In this exercise, return the whole listing exactly, excluding any images.
++++ Dataset entries ++++
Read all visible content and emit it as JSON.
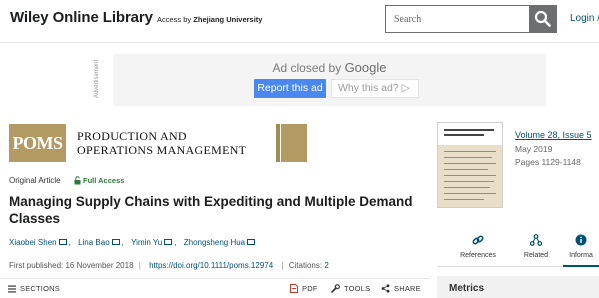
{
  "header": {
    "brand": "Wiley Online Library",
    "access_prefix": "Access by",
    "institution": "Zhejiang University",
    "search_placeholder": "Search",
    "search_icon": "search-icon",
    "login": "Login /"
  },
  "ad": {
    "vertical_label": "Advertisement",
    "closed_text": "Ad closed by",
    "closed_brand": "Google",
    "report_label": "Report this ad",
    "why_label": "Why this ad? ▷"
  },
  "journal": {
    "logo_text": "POMS",
    "title_line1": "PRODUCTION AND",
    "title_line2": "OPERATIONS MANAGEMENT"
  },
  "article": {
    "type": "Original Article",
    "access": "Full Access",
    "title": "Managing Supply Chains with Expediting and Multiple Demand Classes",
    "authors": [
      "Xiaobei Shen",
      "Lina Bao",
      "Yimin Yu",
      "Zhongsheng Hua"
    ],
    "first_published_label": "First published:",
    "first_published_date": "16 November 2018",
    "doi": "https://doi.org/10.1111/poms.12974",
    "citations_label": "Citations:",
    "citations_count": "2"
  },
  "toolbar": {
    "sections": "SECTIONS",
    "pdf": "PDF",
    "tools": "TOOLS",
    "share": "SHARE"
  },
  "issue": {
    "volume": "Volume 28, Issue 5",
    "date": "May 2019",
    "pages": "Pages 1129-1148"
  },
  "rail_tabs": [
    {
      "label": "References",
      "icon": "link-icon"
    },
    {
      "label": "Related",
      "icon": "network-icon"
    },
    {
      "label": "Informa",
      "icon": "info-icon"
    }
  ],
  "metrics_label": "Metrics",
  "colors": {
    "link": "#005274",
    "poms_gold": "#b39a63",
    "ad_button": "#4a88ee",
    "search_button": "#6d6e70",
    "full_access": "#2f7a3b"
  }
}
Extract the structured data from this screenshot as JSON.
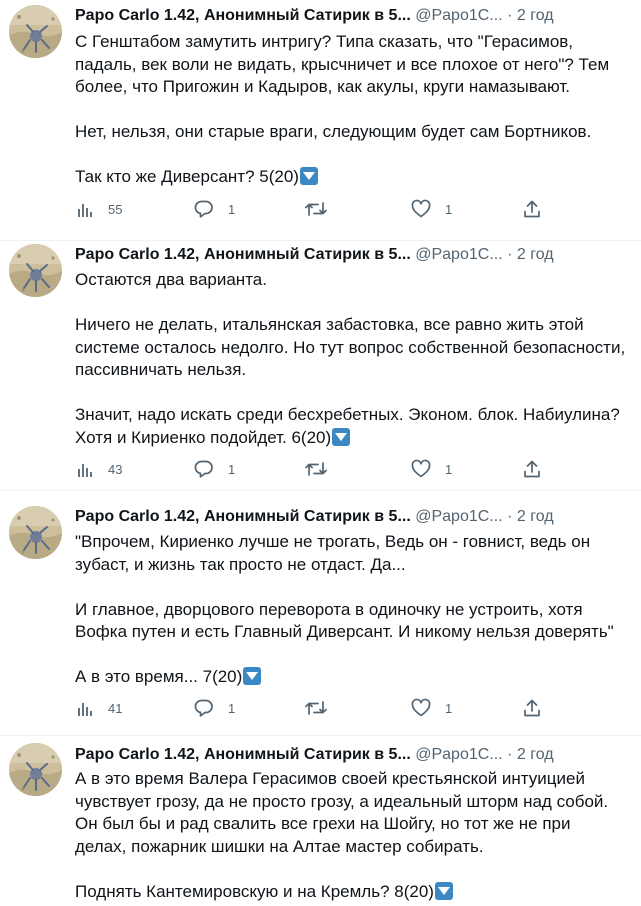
{
  "tweets": [
    {
      "author": "Papo Carlo 1.42, Анонимный Сатирик в 5...",
      "handle": "@Papo1C...",
      "dot": "·",
      "time": "2 год",
      "paragraphs": [
        "С Генштабом замутить интригу? Типа сказать, что \"Герасимов,\nпадаль, век воли не видать, крысчничет и все плохое от него\"? Тем\nболее, что Пригожин и Кадыров, как акулы, круги намазывают.",
        "Нет, нельзя, они старые враги, следующим будет сам Бортников.",
        "Так кто же Диверсант? 5(20)"
      ],
      "views": "55",
      "replies": "1",
      "retweets": "",
      "likes": "1"
    },
    {
      "author": "Papo Carlo 1.42, Анонимный Сатирик в 5...",
      "handle": "@Papo1C...",
      "dot": "·",
      "time": "2 год",
      "paragraphs": [
        "Остаются два варианта.",
        "Ничего не делать, итальянская забастовка, все равно жить этой\nсистеме осталось недолго. Но тут вопрос собственной безопасности,\nпассивничать нельзя.",
        "Значит, надо искать среди бесхребетных. Эконом. блок. Набиулина?\nХотя и Кириенко подойдет. 6(20)"
      ],
      "views": "43",
      "replies": "1",
      "retweets": "",
      "likes": "1"
    },
    {
      "author": "Papo Carlo 1.42, Анонимный Сатирик в 5...",
      "handle": "@Papo1C...",
      "dot": "·",
      "time": "2 год",
      "paragraphs": [
        "\"Впрочем, Кириенко лучше не трогать, Ведь он - говнист, ведь он\nзубаст, и жизнь так просто не отдаст. Да...",
        "И главное, дворцового переворота в одиночку не устроить, хотя\nВофка путен и есть Главный Диверсант. И никому нельзя доверять\"",
        "А в это время... 7(20)"
      ],
      "views": "41",
      "replies": "1",
      "retweets": "",
      "likes": "1"
    },
    {
      "author": "Papo Carlo 1.42, Анонимный Сатирик в 5...",
      "handle": "@Papo1C...",
      "dot": "·",
      "time": "2 год",
      "paragraphs": [
        "А в это время Валера Герасимов своей крестьянской интуицией\nчувствует грозу, да не просто грозу, а идеальный шторм над собой.\nОн был бы и рад свалить все грехи на Шойгу, но тот же не при\nделах, пожарник шишки на Алтае мастер собирать.",
        "Поднять Кантемировскую и на Кремль? 8(20)"
      ],
      "views": "",
      "replies": "",
      "retweets": "",
      "likes": ""
    }
  ],
  "icons": {
    "views": "bar-chart-icon",
    "reply": "speech-bubble-icon",
    "retweet": "retweet-arrows-icon",
    "like": "heart-icon",
    "share": "share-upload-icon",
    "emoji": "down-arrow-button-emoji"
  },
  "colors": {
    "text": "#0f1419",
    "secondary": "#536471",
    "divider": "#eff3f4",
    "emoji_blue": "#3b88c3"
  }
}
++++
### [Answer to this task]
Read all visible content and emit it as JSON.
{
  "header": {
    "brand": "Wiley Online Library",
    "access_prefix": "Access by",
    "institution": "Zhejiang University",
    "search_placeholder": "Search",
    "search_icon": "search-icon",
    "login": "Login /"
  },
  "ad": {
    "vertical_label": "Advertisement",
    "closed_text": "Ad closed by",
    "closed_brand": "Google",
    "report_label": "Report this ad",
    "why_label": "Why this ad? ▷"
  },
  "journal": {
    "logo_text": "POMS",
    "title_line1": "PRODUCTION AND",
    "title_line2": "OPERATIONS MANAGEMENT"
  },
  "article": {
    "type": "Original Article",
    "access": "Full Access",
    "title": "Managing Supply Chains with Expediting and Multiple Demand Classes",
    "authors": [
      "Xiaobei Shen",
      "Lina Bao",
      "Yimin Yu",
      "Zhongsheng Hua"
    ],
    "first_published_label": "First published:",
    "first_published_date": "16 November 2018",
    "doi": "https://doi.org/10.1111/poms.12974",
    "citations_label": "Citations:",
    "citations_count": "2"
  },
  "toolbar": {
    "sections": "SECTIONS",
    "pdf": "PDF",
    "tools": "TOOLS",
    "share": "SHARE"
  },
  "issue": {
    "volume": "Volume 28, Issue 5",
    "date": "May 2019",
    "pages": "Pages 1129-1148"
  },
  "rail_tabs": [
    {
      "label": "References",
      "icon": "link-icon"
    },
    {
      "label": "Related",
      "icon": "network-icon"
    },
    {
      "label": "Informa",
      "icon": "info-icon"
    }
  ],
  "metrics_label": "Metrics",
  "colors": {
    "link": "#005274",
    "poms_gold": "#b39a63",
    "ad_button": "#4a88ee",
    "search_button": "#6d6e70",
    "full_access": "#2f7a3b"
  }
}
Extract the structured data from this screenshot as JSON.
{
  "tweets": [
    {
      "author": "Papo Carlo 1.42, Анонимный Сатирик в 5...",
      "handle": "@Papo1C...",
      "dot": "·",
      "time": "2 год",
      "paragraphs": [
        "С Генштабом замутить интригу? Типа сказать, что \"Герасимов,\nпадаль, век воли не видать, крысчничет и все плохое от него\"? Тем\nболее, что Пригожин и Кадыров, как акулы, круги намазывают.",
        "Нет, нельзя, они старые враги, следующим будет сам Бортников.",
        "Так кто же Диверсант? 5(20)"
      ],
      "views": "55",
      "replies": "1",
      "retweets": "",
      "likes": "1"
    },
    {
      "author": "Papo Carlo 1.42, Анонимный Сатирик в 5...",
      "handle": "@Papo1C...",
      "dot": "·",
      "time": "2 год",
      "paragraphs": [
        "Остаются два варианта.",
        "Ничего не делать, итальянская забастовка, все равно жить этой\nсистеме осталось недолго. Но тут вопрос собственной безопасности,\nпассивничать нельзя.",
        "Значит, надо искать среди бесхребетных. Эконом. блок. Набиулина?\nХотя и Кириенко подойдет. 6(20)"
      ],
      "views": "43",
      "replies": "1",
      "retweets": "",
      "likes": "1"
    },
    {
      "author": "Papo Carlo 1.42, Анонимный Сатирик в 5...",
      "handle": "@Papo1C...",
      "dot": "·",
      "time": "2 год",
      "paragraphs": [
        "\"Впрочем, Кириенко лучше не трогать, Ведь он - говнист, ведь он\nзубаст, и жизнь так просто не отдаст. Да...",
        "И главное, дворцового переворота в одиночку не устроить, хотя\nВофка путен и есть Главный Диверсант. И никому нельзя доверять\"",
        "А в это время... 7(20)"
      ],
      "views": "41",
      "replies": "1",
      "retweets": "",
      "likes": "1"
    },
    {
      "author": "Papo Carlo 1.42, Анонимный Сатирик в 5...",
      "handle": "@Papo1C...",
      "dot": "·",
      "time": "2 год",
      "paragraphs": [
        "А в это время Валера Герасимов своей крестьянской интуицией\nчувствует грозу, да не просто грозу, а идеальный шторм над собой.\nОн был бы и рад свалить все грехи на Шойгу, но тот же не при\nделах, пожарник шишки на Алтае мастер собирать.",
        "Поднять Кантемировскую и на Кремль? 8(20)"
      ],
      "views": "",
      "replies": "",
      "retweets": "",
      "likes": ""
    }
  ],
  "icons": {
    "views": "bar-chart-icon",
    "reply": "speech-bubble-icon",
    "retweet": "retweet-arrows-icon",
    "like": "heart-icon",
    "share": "share-upload-icon",
    "emoji": "down-arrow-button-emoji"
  },
  "colors": {
    "text": "#0f1419",
    "secondary": "#536471",
    "divider": "#eff3f4",
    "emoji_blue": "#3b88c3"
  }
}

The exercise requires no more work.